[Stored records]
-.-.-
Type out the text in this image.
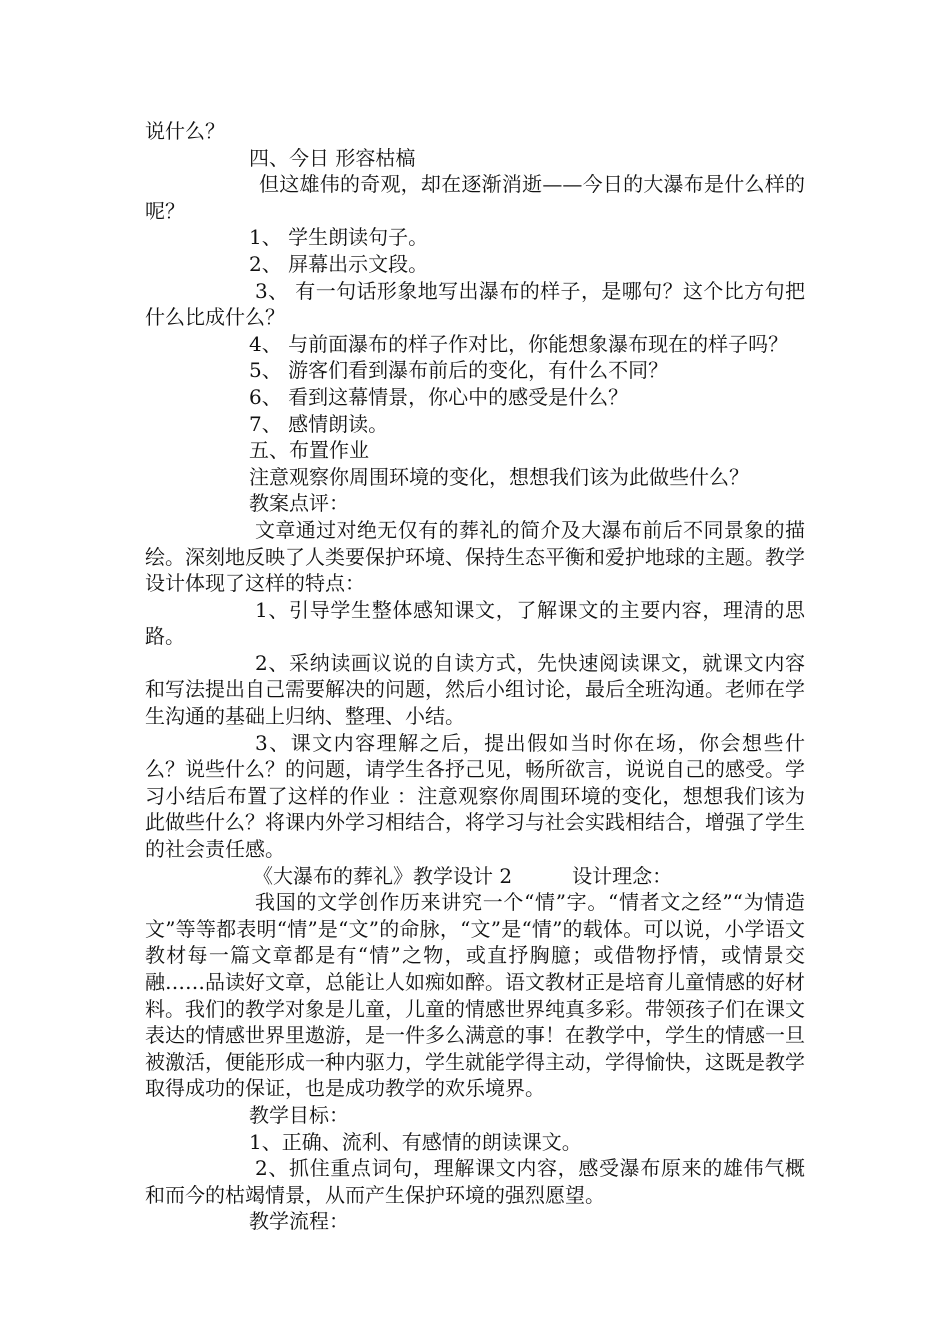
说什么？

四、今日 形容枯槁

但这雄伟的奇观，却在逐渐消逝——今日的大瀑布是什么样的呢？

1、 学生朗读句子。

2、 屏幕出示文段。

3、 有一句话形象地写出瀑布的样子，是哪句？这个比方句把什么比成什么？

4、 与前面瀑布的样子作对比，你能想象瀑布现在的样子吗？

5、 游客们看到瀑布前后的变化，有什么不同？

6、 看到这幕情景，你心中的感受是什么？

7、 感情朗读。

五、布置作业

注意观察你周围环境的变化，想想我们该为此做些什么？

教案点评：

文章通过对绝无仅有的葬礼的简介及大瀑布前后不同景象的描绘。深刻地反映了人类要保护环境、保持生态平衡和爱护地球的主题。教学设计体现了这样的特点：

1、引导学生整体感知课文，了解课文的主要内容，理清的思路。

2、采纳读画议说的自读方式，先快速阅读课文，就课文内容和写法提出自己需要解决的问题，然后小组讨论，最后全班沟通。老师在学生沟通的基础上归纳、整理、小结。

3、课文内容理解之后，提出假如当时你在场，你会想些什么？说些什么？的问题，请学生各抒己见，畅所欲言，说说自己的感受。学习小结后布置了这样的作业 ：注意观察你周围环境的变化，想想我们该为此做些什么？将课内外学习相结合，将学习与社会实践相结合，增强了学生的社会责任感。

《大瀑布的葬礼》教学设计 2　　　设计理念：

我国的文学创作历来讲究一个“情”字。“情者文之经”“为情造文”等等都表明“情”是“文”的命脉，“文”是“情”的载体。可以说，小学语文教材每一篇文章都是有“情”之物，或直抒胸臆；或借物抒情，或情景交融……品读好文章，总能让人如痴如醉。语文教材正是培育儿童情感的好材料。我们的教学对象是儿童，儿童的情感世界纯真多彩。带领孩子们在课文表达的情感世界里遨游，是一件多么满意的事！在教学中，学生的情感一旦被激活，便能形成一种内驱力，学生就能学得主动，学得愉快，这既是教学取得成功的保证，也是成功教学的欢乐境界。

教学目标：

1、正确、流利、有感情的朗读课文。

2、抓住重点词句，理解课文内容，感受瀑布原来的雄伟气概和而今的枯竭情景，从而产生保护环境的强烈愿望。

教学流程：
-.-.-
__Directions__: Repeat the records above exactly, omitting every picture.

__Result__:
Type out the text in this image.
说什么？

四、今日 形容枯槁

但这雄伟的奇观，却在逐渐消逝——今日的大瀑布是什么样的呢？

1、 学生朗读句子。

2、 屏幕出示文段。

3、 有一句话形象地写出瀑布的样子，是哪句？这个比方句把什么比成什么？

4、 与前面瀑布的样子作对比，你能想象瀑布现在的样子吗？

5、 游客们看到瀑布前后的变化，有什么不同？

6、 看到这幕情景，你心中的感受是什么？

7、 感情朗读。

五、布置作业

注意观察你周围环境的变化，想想我们该为此做些什么？

教案点评：

文章通过对绝无仅有的葬礼的简介及大瀑布前后不同景象的描绘。深刻地反映了人类要保护环境、保持生态平衡和爱护地球的主题。教学设计体现了这样的特点：

1、引导学生整体感知课文，了解课文的主要内容，理清的思路。

2、采纳读画议说的自读方式，先快速阅读课文，就课文内容和写法提出自己需要解决的问题，然后小组讨论，最后全班沟通。老师在学生沟通的基础上归纳、整理、小结。

3、课文内容理解之后，提出假如当时你在场，你会想些什么？说些什么？的问题，请学生各抒己见，畅所欲言，说说自己的感受。学习小结后布置了这样的作业 ：注意观察你周围环境的变化，想想我们该为此做些什么？将课内外学习相结合，将学习与社会实践相结合，增强了学生的社会责任感。

《大瀑布的葬礼》教学设计 2　　　设计理念：

我国的文学创作历来讲究一个“情”字。“情者文之经”“为情造文”等等都表明“情”是“文”的命脉，“文”是“情”的载体。可以说，小学语文教材每一篇文章都是有“情”之物，或直抒胸臆；或借物抒情，或情景交融……品读好文章，总能让人如痴如醉。语文教材正是培育儿童情感的好材料。我们的教学对象是儿童，儿童的情感世界纯真多彩。带领孩子们在课文表达的情感世界里遨游，是一件多么满意的事！在教学中，学生的情感一旦被激活，便能形成一种内驱力，学生就能学得主动，学得愉快，这既是教学取得成功的保证，也是成功教学的欢乐境界。

教学目标：

1、正确、流利、有感情的朗读课文。

2、抓住重点词句，理解课文内容，感受瀑布原来的雄伟气概和而今的枯竭情景，从而产生保护环境的强烈愿望。

教学流程：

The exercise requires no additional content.